Given instruction
Strip the pictures and reproduce the rest of the listing exactly.

Input rows
[Begin]

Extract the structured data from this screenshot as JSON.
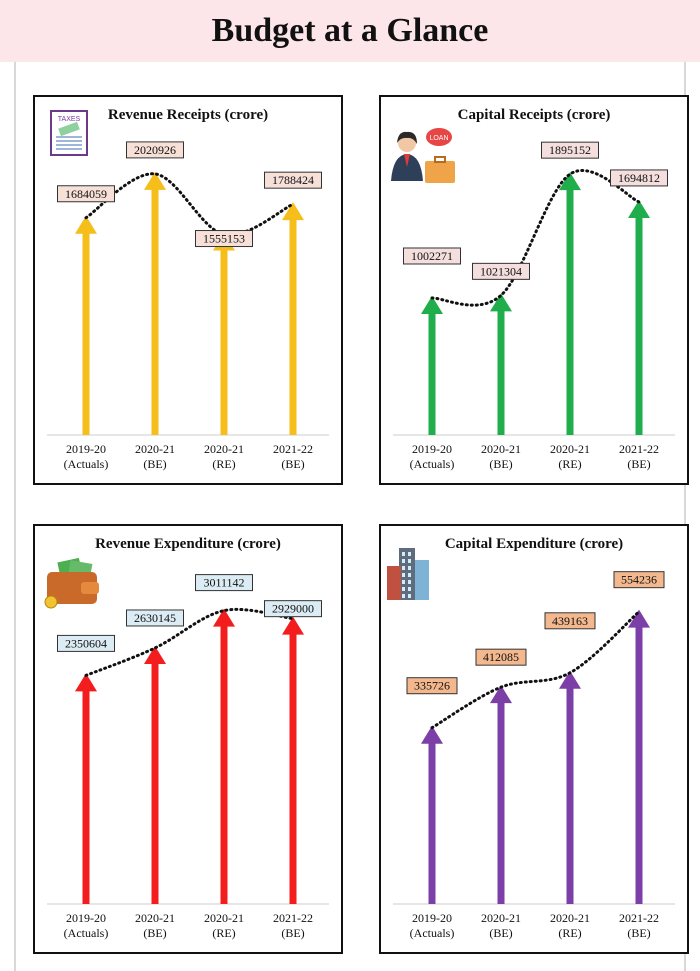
{
  "page": {
    "title": "Budget at a Glance"
  },
  "colors": {
    "banner_bg": "#fde6ea",
    "revenue_receipts": "#f6be1a",
    "capital_receipts": "#1fae4b",
    "revenue_expenditure": "#f41d1d",
    "capital_expenditure": "#7b3fa7",
    "label_bg_receipts": "#f7e0d8",
    "label_bg_capital_receipts": "#f4dede",
    "label_bg_revenue_expenditure": "#dcecf4",
    "label_bg_capital_expenditure": "#f4b88e"
  },
  "chart_data": [
    {
      "type": "bar",
      "title": "Revenue Receipts (crore)",
      "icon": "taxes-form-icon",
      "icon_text": "TAXES",
      "categories": [
        [
          "2019-20",
          "(Actuals)"
        ],
        [
          "2020-21",
          "(BE)"
        ],
        [
          "2020-21",
          "(RE)"
        ],
        [
          "2021-22",
          "(BE)"
        ]
      ],
      "values": [
        1684059,
        2020926,
        1555153,
        1788424
      ],
      "value_labels": [
        "1684059",
        "2020926",
        "1555153",
        "1788424"
      ],
      "ylim": [
        0,
        2120000
      ],
      "color": "#f6be1a",
      "label_bg": "#f7e0d8",
      "trend_line": "dotted"
    },
    {
      "type": "bar",
      "title": "Capital Receipts (crore)",
      "icon": "loan-officer-icon",
      "icon_text": "LOAN",
      "categories": [
        [
          "2019-20",
          "(Actuals)"
        ],
        [
          "2020-21",
          "(BE)"
        ],
        [
          "2020-21",
          "(RE)"
        ],
        [
          "2021-22",
          "(BE)"
        ]
      ],
      "values": [
        1002271,
        1021304,
        1895152,
        1694812
      ],
      "value_labels": [
        "1002271",
        "1021304",
        "1895152",
        "1694812"
      ],
      "ylim": [
        0,
        1990000
      ],
      "color": "#1fae4b",
      "label_bg": "#f4dede",
      "trend_line": "dotted"
    },
    {
      "type": "bar",
      "title": "Revenue Expenditure (crore)",
      "icon": "wallet-money-icon",
      "categories": [
        [
          "2019-20",
          "(Actuals)"
        ],
        [
          "2020-21",
          "(BE)"
        ],
        [
          "2020-21",
          "(RE)"
        ],
        [
          "2021-22",
          "(BE)"
        ]
      ],
      "values": [
        2350604,
        2630145,
        3011142,
        2929000
      ],
      "value_labels": [
        "2350604",
        "2630145",
        "3011142",
        "2929000"
      ],
      "ylim": [
        0,
        3160000
      ],
      "color": "#f41d1d",
      "label_bg": "#dcecf4",
      "trend_line": "dotted"
    },
    {
      "type": "bar",
      "title": "Capital Expenditure (crore)",
      "icon": "city-buildings-icon",
      "categories": [
        [
          "2019-20",
          "(Actuals)"
        ],
        [
          "2020-21",
          "(BE)"
        ],
        [
          "2020-21",
          "(RE)"
        ],
        [
          "2021-22",
          "(BE)"
        ]
      ],
      "values": [
        335726,
        412085,
        439163,
        554236
      ],
      "value_labels": [
        "335726",
        "412085",
        "439163",
        "554236"
      ],
      "ylim": [
        0,
        580000
      ],
      "color": "#7b3fa7",
      "label_bg": "#f4b88e",
      "trend_line": "dotted"
    }
  ]
}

[End]

Answer to this task
Extract the structured data from this screenshot as JSON.
{
  "page": {
    "title": "Budget at a Glance"
  },
  "colors": {
    "banner_bg": "#fde6ea",
    "revenue_receipts": "#f6be1a",
    "capital_receipts": "#1fae4b",
    "revenue_expenditure": "#f41d1d",
    "capital_expenditure": "#7b3fa7",
    "label_bg_receipts": "#f7e0d8",
    "label_bg_capital_receipts": "#f4dede",
    "label_bg_revenue_expenditure": "#dcecf4",
    "label_bg_capital_expenditure": "#f4b88e"
  },
  "chart_data": [
    {
      "type": "bar",
      "title": "Revenue Receipts (crore)",
      "icon": "taxes-form-icon",
      "icon_text": "TAXES",
      "categories": [
        [
          "2019-20",
          "(Actuals)"
        ],
        [
          "2020-21",
          "(BE)"
        ],
        [
          "2020-21",
          "(RE)"
        ],
        [
          "2021-22",
          "(BE)"
        ]
      ],
      "values": [
        1684059,
        2020926,
        1555153,
        1788424
      ],
      "value_labels": [
        "1684059",
        "2020926",
        "1555153",
        "1788424"
      ],
      "ylim": [
        0,
        2120000
      ],
      "color": "#f6be1a",
      "label_bg": "#f7e0d8",
      "trend_line": "dotted"
    },
    {
      "type": "bar",
      "title": "Capital Receipts (crore)",
      "icon": "loan-officer-icon",
      "icon_text": "LOAN",
      "categories": [
        [
          "2019-20",
          "(Actuals)"
        ],
        [
          "2020-21",
          "(BE)"
        ],
        [
          "2020-21",
          "(RE)"
        ],
        [
          "2021-22",
          "(BE)"
        ]
      ],
      "values": [
        1002271,
        1021304,
        1895152,
        1694812
      ],
      "value_labels": [
        "1002271",
        "1021304",
        "1895152",
        "1694812"
      ],
      "ylim": [
        0,
        1990000
      ],
      "color": "#1fae4b",
      "label_bg": "#f4dede",
      "trend_line": "dotted"
    },
    {
      "type": "bar",
      "title": "Revenue Expenditure (crore)",
      "icon": "wallet-money-icon",
      "categories": [
        [
          "2019-20",
          "(Actuals)"
        ],
        [
          "2020-21",
          "(BE)"
        ],
        [
          "2020-21",
          "(RE)"
        ],
        [
          "2021-22",
          "(BE)"
        ]
      ],
      "values": [
        2350604,
        2630145,
        3011142,
        2929000
      ],
      "value_labels": [
        "2350604",
        "2630145",
        "3011142",
        "2929000"
      ],
      "ylim": [
        0,
        3160000
      ],
      "color": "#f41d1d",
      "label_bg": "#dcecf4",
      "trend_line": "dotted"
    },
    {
      "type": "bar",
      "title": "Capital Expenditure (crore)",
      "icon": "city-buildings-icon",
      "categories": [
        [
          "2019-20",
          "(Actuals)"
        ],
        [
          "2020-21",
          "(BE)"
        ],
        [
          "2020-21",
          "(RE)"
        ],
        [
          "2021-22",
          "(BE)"
        ]
      ],
      "values": [
        335726,
        412085,
        439163,
        554236
      ],
      "value_labels": [
        "335726",
        "412085",
        "439163",
        "554236"
      ],
      "ylim": [
        0,
        580000
      ],
      "color": "#7b3fa7",
      "label_bg": "#f4b88e",
      "trend_line": "dotted"
    }
  ]
}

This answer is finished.